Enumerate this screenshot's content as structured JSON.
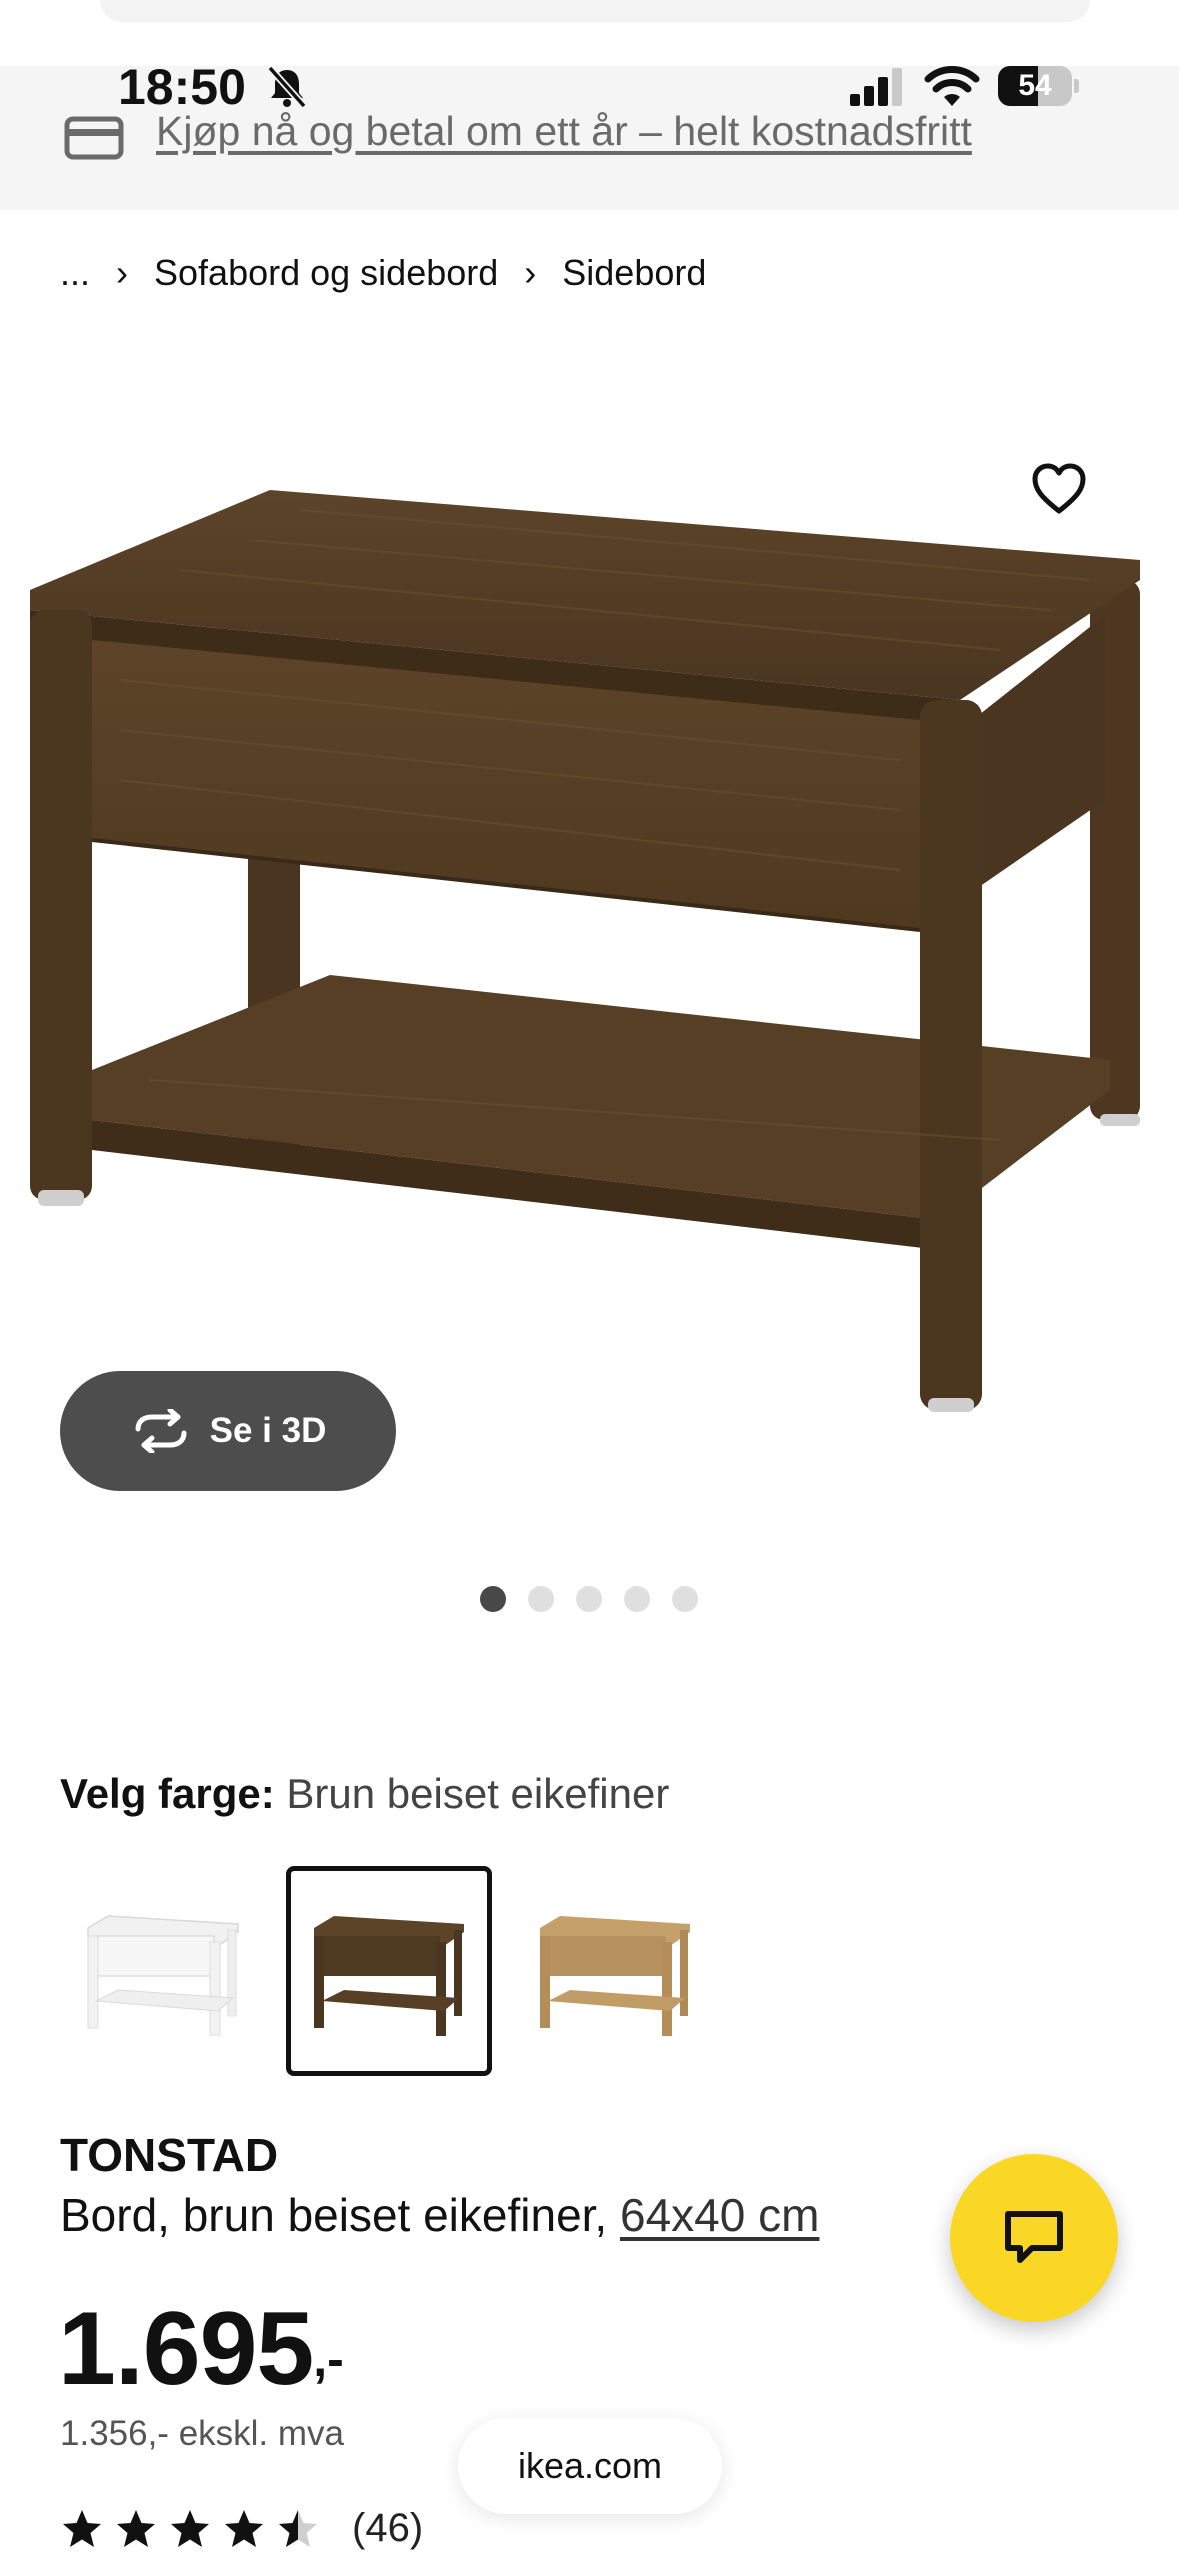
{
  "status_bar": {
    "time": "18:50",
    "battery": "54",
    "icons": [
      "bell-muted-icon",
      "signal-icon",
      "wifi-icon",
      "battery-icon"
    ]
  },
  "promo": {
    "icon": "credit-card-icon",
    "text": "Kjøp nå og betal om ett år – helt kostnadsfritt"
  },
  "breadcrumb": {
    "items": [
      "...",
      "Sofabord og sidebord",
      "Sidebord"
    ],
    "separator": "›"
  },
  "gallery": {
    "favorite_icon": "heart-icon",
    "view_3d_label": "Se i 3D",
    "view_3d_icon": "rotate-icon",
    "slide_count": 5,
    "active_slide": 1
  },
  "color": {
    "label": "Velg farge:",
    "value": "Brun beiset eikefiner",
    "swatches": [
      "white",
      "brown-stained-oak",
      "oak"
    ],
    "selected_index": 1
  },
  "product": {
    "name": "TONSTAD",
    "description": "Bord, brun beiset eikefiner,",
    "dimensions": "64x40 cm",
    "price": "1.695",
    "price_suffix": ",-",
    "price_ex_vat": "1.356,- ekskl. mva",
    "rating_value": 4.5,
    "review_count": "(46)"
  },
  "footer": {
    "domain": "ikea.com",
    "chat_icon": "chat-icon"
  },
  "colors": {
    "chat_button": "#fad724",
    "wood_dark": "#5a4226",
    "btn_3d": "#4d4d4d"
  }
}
----------------
▶ _Stated exercise_
Omitting all images, print the listing exactly.

▶ _Solution below_
Enumerate this screenshot's content as structured JSON.
{
  "status_bar": {
    "time": "18:50",
    "battery": "54",
    "icons": [
      "bell-muted-icon",
      "signal-icon",
      "wifi-icon",
      "battery-icon"
    ]
  },
  "promo": {
    "icon": "credit-card-icon",
    "text": "Kjøp nå og betal om ett år – helt kostnadsfritt"
  },
  "breadcrumb": {
    "items": [
      "...",
      "Sofabord og sidebord",
      "Sidebord"
    ],
    "separator": "›"
  },
  "gallery": {
    "favorite_icon": "heart-icon",
    "view_3d_label": "Se i 3D",
    "view_3d_icon": "rotate-icon",
    "slide_count": 5,
    "active_slide": 1
  },
  "color": {
    "label": "Velg farge:",
    "value": "Brun beiset eikefiner",
    "swatches": [
      "white",
      "brown-stained-oak",
      "oak"
    ],
    "selected_index": 1
  },
  "product": {
    "name": "TONSTAD",
    "description": "Bord, brun beiset eikefiner,",
    "dimensions": "64x40 cm",
    "price": "1.695",
    "price_suffix": ",-",
    "price_ex_vat": "1.356,- ekskl. mva",
    "rating_value": 4.5,
    "review_count": "(46)"
  },
  "footer": {
    "domain": "ikea.com",
    "chat_icon": "chat-icon"
  },
  "colors": {
    "chat_button": "#fad724",
    "wood_dark": "#5a4226",
    "btn_3d": "#4d4d4d"
  }
}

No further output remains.